Set task:
Copy each of the following items verbatim, in the order given.

Dataset excerpts:
• • • •

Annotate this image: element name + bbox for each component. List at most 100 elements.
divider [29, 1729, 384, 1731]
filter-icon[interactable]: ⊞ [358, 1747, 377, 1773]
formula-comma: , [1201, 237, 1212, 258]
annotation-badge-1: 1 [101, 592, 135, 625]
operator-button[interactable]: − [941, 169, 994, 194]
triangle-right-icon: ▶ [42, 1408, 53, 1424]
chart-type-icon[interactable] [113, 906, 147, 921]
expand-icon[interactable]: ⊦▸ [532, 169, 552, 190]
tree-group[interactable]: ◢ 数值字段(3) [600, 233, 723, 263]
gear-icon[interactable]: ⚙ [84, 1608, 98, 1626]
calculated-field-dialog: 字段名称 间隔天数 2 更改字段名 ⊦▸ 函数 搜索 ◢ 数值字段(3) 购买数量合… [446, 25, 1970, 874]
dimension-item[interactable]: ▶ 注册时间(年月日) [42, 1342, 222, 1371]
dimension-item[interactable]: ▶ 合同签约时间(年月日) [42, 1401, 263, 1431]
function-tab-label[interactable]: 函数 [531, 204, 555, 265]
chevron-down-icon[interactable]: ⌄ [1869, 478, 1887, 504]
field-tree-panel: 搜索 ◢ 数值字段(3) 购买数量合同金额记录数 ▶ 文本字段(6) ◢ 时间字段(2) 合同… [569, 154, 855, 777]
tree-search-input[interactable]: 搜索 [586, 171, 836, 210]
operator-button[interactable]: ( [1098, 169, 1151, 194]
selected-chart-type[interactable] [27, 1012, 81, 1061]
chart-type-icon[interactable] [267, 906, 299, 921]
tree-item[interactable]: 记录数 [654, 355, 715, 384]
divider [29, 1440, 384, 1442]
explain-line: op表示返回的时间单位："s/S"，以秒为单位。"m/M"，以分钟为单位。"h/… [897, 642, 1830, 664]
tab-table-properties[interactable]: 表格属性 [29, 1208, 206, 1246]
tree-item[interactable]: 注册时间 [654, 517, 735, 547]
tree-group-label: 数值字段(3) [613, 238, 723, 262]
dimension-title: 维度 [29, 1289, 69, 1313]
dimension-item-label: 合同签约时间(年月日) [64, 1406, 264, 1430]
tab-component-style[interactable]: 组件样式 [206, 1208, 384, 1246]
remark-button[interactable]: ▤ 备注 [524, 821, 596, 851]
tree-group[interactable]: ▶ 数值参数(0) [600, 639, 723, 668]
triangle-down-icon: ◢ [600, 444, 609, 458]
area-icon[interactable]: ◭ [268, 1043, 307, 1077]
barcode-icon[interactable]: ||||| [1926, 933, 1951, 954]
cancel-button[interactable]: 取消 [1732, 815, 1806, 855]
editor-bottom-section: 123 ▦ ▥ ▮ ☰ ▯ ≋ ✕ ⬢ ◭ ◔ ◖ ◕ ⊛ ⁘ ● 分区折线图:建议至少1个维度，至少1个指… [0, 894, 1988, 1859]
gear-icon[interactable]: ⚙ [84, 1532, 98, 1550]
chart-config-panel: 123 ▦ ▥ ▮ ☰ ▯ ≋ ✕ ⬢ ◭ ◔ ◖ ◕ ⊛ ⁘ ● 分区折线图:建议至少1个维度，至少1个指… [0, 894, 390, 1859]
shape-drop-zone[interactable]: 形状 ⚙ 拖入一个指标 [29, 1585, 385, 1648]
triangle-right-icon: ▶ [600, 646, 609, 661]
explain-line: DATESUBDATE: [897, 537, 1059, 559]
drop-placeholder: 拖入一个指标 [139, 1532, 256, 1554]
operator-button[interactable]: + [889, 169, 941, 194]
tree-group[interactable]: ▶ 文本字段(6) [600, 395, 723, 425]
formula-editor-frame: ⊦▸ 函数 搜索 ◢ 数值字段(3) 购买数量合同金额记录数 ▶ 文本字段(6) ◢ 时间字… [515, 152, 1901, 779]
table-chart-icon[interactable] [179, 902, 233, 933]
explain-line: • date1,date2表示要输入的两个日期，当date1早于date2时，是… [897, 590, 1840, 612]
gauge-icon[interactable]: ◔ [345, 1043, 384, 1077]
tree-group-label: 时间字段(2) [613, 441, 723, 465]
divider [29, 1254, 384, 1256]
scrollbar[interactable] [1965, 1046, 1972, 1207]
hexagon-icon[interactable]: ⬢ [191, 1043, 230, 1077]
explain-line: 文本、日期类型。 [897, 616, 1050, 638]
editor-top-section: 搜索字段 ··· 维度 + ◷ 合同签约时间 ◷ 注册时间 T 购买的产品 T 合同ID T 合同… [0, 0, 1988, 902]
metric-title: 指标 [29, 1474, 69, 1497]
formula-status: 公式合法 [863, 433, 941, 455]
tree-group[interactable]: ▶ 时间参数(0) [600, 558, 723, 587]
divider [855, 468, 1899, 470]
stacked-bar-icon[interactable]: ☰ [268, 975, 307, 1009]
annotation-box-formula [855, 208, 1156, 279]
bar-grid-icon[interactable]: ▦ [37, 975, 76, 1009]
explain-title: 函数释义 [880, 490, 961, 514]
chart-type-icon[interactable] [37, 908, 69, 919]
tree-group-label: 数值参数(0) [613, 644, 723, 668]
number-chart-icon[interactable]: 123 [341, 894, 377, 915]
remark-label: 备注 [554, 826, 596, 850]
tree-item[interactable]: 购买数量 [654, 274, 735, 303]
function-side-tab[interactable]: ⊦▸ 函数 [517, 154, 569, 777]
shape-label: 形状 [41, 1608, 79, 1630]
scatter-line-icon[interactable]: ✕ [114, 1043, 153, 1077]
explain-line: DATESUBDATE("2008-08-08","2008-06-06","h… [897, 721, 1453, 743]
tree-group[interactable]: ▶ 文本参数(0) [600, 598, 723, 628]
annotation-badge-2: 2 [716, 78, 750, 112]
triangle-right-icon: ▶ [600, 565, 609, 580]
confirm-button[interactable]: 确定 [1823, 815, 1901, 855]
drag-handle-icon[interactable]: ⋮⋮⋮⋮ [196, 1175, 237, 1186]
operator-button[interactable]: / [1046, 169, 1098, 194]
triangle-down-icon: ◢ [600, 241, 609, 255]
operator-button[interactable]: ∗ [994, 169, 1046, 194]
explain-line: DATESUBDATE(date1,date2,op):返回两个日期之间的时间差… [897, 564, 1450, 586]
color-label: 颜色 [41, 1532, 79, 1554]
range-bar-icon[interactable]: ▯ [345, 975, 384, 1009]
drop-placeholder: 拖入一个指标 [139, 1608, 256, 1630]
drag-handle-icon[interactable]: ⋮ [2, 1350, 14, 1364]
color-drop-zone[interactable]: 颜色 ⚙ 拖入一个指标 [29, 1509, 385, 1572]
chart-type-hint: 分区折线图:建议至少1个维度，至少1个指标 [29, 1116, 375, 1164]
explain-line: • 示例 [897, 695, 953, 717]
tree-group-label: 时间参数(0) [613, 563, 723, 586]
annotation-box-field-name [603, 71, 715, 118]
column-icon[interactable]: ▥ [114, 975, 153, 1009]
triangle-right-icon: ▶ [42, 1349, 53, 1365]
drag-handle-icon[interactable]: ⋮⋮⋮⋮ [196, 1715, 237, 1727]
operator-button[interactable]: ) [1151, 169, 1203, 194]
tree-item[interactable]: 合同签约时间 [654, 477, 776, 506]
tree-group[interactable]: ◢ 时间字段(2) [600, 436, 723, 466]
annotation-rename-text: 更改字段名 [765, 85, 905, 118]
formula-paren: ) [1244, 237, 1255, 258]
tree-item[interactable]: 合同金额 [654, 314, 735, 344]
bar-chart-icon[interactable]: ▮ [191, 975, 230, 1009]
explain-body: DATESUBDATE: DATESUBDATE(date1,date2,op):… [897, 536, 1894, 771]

• • • •

Output of the exercise:
Annotate this image: element name + bbox for each component. List at most 100 elements.
divider [29, 1729, 384, 1731]
filter-icon[interactable]: ⊞ [358, 1747, 377, 1773]
formula-comma: , [1201, 237, 1212, 258]
annotation-badge-1: 1 [101, 592, 135, 625]
operator-button[interactable]: − [941, 169, 994, 194]
triangle-right-icon: ▶ [42, 1408, 53, 1424]
chart-type-icon[interactable] [113, 906, 147, 921]
expand-icon[interactable]: ⊦▸ [532, 169, 552, 190]
tree-group[interactable]: ◢ 数值字段(3) [600, 233, 723, 263]
gear-icon[interactable]: ⚙ [84, 1608, 98, 1626]
calculated-field-dialog: 字段名称 间隔天数 2 更改字段名 ⊦▸ 函数 搜索 ◢ 数值字段(3) 购买数量合… [446, 25, 1970, 874]
dimension-item[interactable]: ▶ 注册时间(年月日) [42, 1342, 222, 1371]
dimension-item[interactable]: ▶ 合同签约时间(年月日) [42, 1401, 263, 1431]
function-tab-label[interactable]: 函数 [531, 204, 555, 265]
chevron-down-icon[interactable]: ⌄ [1869, 478, 1887, 504]
field-tree-panel: 搜索 ◢ 数值字段(3) 购买数量合同金额记录数 ▶ 文本字段(6) ◢ 时间字段(2) 合同… [569, 154, 855, 777]
tree-search-input[interactable]: 搜索 [586, 171, 836, 210]
operator-button[interactable]: ( [1098, 169, 1151, 194]
selected-chart-type[interactable] [27, 1012, 81, 1061]
chart-type-icon[interactable] [267, 906, 299, 921]
tree-item[interactable]: 记录数 [654, 355, 715, 384]
divider [29, 1440, 384, 1442]
explain-line: op表示返回的时间单位："s/S"，以秒为单位。"m/M"，以分钟为单位。"h/… [897, 642, 1830, 664]
tab-table-properties[interactable]: 表格属性 [29, 1208, 206, 1246]
tree-item[interactable]: 注册时间 [654, 517, 735, 547]
tree-group-label: 数值字段(3) [613, 238, 723, 262]
dimension-title: 维度 [29, 1289, 69, 1313]
dimension-item-label: 合同签约时间(年月日) [64, 1406, 264, 1430]
tab-component-style[interactable]: 组件样式 [206, 1208, 384, 1246]
remark-button[interactable]: ▤ 备注 [524, 821, 596, 851]
tree-group[interactable]: ▶ 数值参数(0) [600, 639, 723, 668]
triangle-down-icon: ◢ [600, 444, 609, 458]
area-icon[interactable]: ◭ [268, 1043, 307, 1077]
barcode-icon[interactable]: ||||| [1926, 933, 1951, 954]
cancel-button[interactable]: 取消 [1732, 815, 1806, 855]
editor-bottom-section: 123 ▦ ▥ ▮ ☰ ▯ ≋ ✕ ⬢ ◭ ◔ ◖ ◕ ⊛ ⁘ ● 分区折线图:建议至少1个维度，至少1个指… [0, 894, 1988, 1859]
gear-icon[interactable]: ⚙ [84, 1532, 98, 1550]
chart-config-panel: 123 ▦ ▥ ▮ ☰ ▯ ≋ ✕ ⬢ ◭ ◔ ◖ ◕ ⊛ ⁘ ● 分区折线图:建议至少1个维度，至少1个指… [0, 894, 390, 1859]
shape-drop-zone[interactable]: 形状 ⚙ 拖入一个指标 [29, 1585, 385, 1648]
triangle-right-icon: ▶ [600, 646, 609, 661]
explain-line: DATESUBDATE: [897, 537, 1059, 559]
drop-placeholder: 拖入一个指标 [139, 1532, 256, 1554]
operator-button[interactable]: + [889, 169, 941, 194]
tree-group[interactable]: ▶ 文本字段(6) [600, 395, 723, 425]
formula-editor-frame: ⊦▸ 函数 搜索 ◢ 数值字段(3) 购买数量合同金额记录数 ▶ 文本字段(6) ◢ 时间字… [515, 152, 1901, 779]
table-chart-icon[interactable] [179, 902, 233, 933]
explain-line: • date1,date2表示要输入的两个日期，当date1早于date2时，是… [897, 590, 1840, 612]
gauge-icon[interactable]: ◔ [345, 1043, 384, 1077]
tree-group-label: 时间字段(2) [613, 441, 723, 465]
divider [29, 1254, 384, 1256]
scrollbar[interactable] [1965, 1046, 1972, 1207]
hexagon-icon[interactable]: ⬢ [191, 1043, 230, 1077]
explain-line: 文本、日期类型。 [897, 616, 1050, 638]
editor-top-section: 搜索字段 ··· 维度 + ◷ 合同签约时间 ◷ 注册时间 T 购买的产品 T 合同ID T 合同… [0, 0, 1988, 902]
metric-title: 指标 [29, 1474, 69, 1497]
formula-status: 公式合法 [863, 433, 941, 455]
tree-group[interactable]: ▶ 时间参数(0) [600, 558, 723, 587]
divider [855, 468, 1899, 470]
stacked-bar-icon[interactable]: ☰ [268, 975, 307, 1009]
annotation-box-formula [855, 208, 1156, 279]
bar-grid-icon[interactable]: ▦ [37, 975, 76, 1009]
explain-title: 函数释义 [880, 490, 961, 514]
chart-type-icon[interactable] [37, 908, 69, 919]
tree-group-label: 数值参数(0) [613, 644, 723, 668]
number-chart-icon[interactable]: 123 [341, 894, 377, 915]
remark-label: 备注 [554, 826, 596, 850]
tree-item[interactable]: 购买数量 [654, 274, 735, 303]
function-side-tab[interactable]: ⊦▸ 函数 [517, 154, 569, 777]
shape-label: 形状 [41, 1608, 79, 1630]
scatter-line-icon[interactable]: ✕ [114, 1043, 153, 1077]
explain-line: DATESUBDATE("2008-08-08","2008-06-06","h… [897, 721, 1453, 743]
tree-group[interactable]: ▶ 文本参数(0) [600, 598, 723, 628]
annotation-badge-2: 2 [716, 78, 750, 112]
triangle-right-icon: ▶ [600, 565, 609, 580]
confirm-button[interactable]: 确定 [1823, 815, 1901, 855]
drag-handle-icon[interactable]: ⋮⋮⋮⋮ [196, 1175, 237, 1186]
operator-button[interactable]: / [1046, 169, 1098, 194]
triangle-down-icon: ◢ [600, 241, 609, 255]
operator-button[interactable]: ∗ [994, 169, 1046, 194]
explain-line: DATESUBDATE(date1,date2,op):返回两个日期之间的时间差… [897, 564, 1450, 586]
color-label: 颜色 [41, 1532, 79, 1554]
range-bar-icon[interactable]: ▯ [345, 975, 384, 1009]
drop-placeholder: 拖入一个指标 [139, 1608, 256, 1630]
drag-handle-icon[interactable]: ⋮ [2, 1350, 14, 1364]
color-drop-zone[interactable]: 颜色 ⚙ 拖入一个指标 [29, 1509, 385, 1572]
chart-type-hint: 分区折线图:建议至少1个维度，至少1个指标 [29, 1116, 375, 1164]
explain-line: • 示例 [897, 695, 953, 717]
tree-group-label: 时间参数(0) [613, 563, 723, 586]
annotation-box-field-name [603, 71, 715, 118]
column-icon[interactable]: ▥ [114, 975, 153, 1009]
triangle-right-icon: ▶ [42, 1349, 53, 1365]
drag-handle-icon[interactable]: ⋮⋮⋮⋮ [196, 1715, 237, 1727]
operator-button[interactable]: ) [1151, 169, 1203, 194]
tree-item[interactable]: 合同签约时间 [654, 477, 776, 506]
tree-group[interactable]: ◢ 时间字段(2) [600, 436, 723, 466]
annotation-rename-text: 更改字段名 [765, 85, 905, 118]
formula-paren: ) [1244, 237, 1255, 258]
tree-item[interactable]: 合同金额 [654, 314, 735, 344]
bar-chart-icon[interactable]: ▮ [191, 975, 230, 1009]
explain-body: DATESUBDATE: DATESUBDATE(date1,date2,op):… [897, 536, 1894, 771]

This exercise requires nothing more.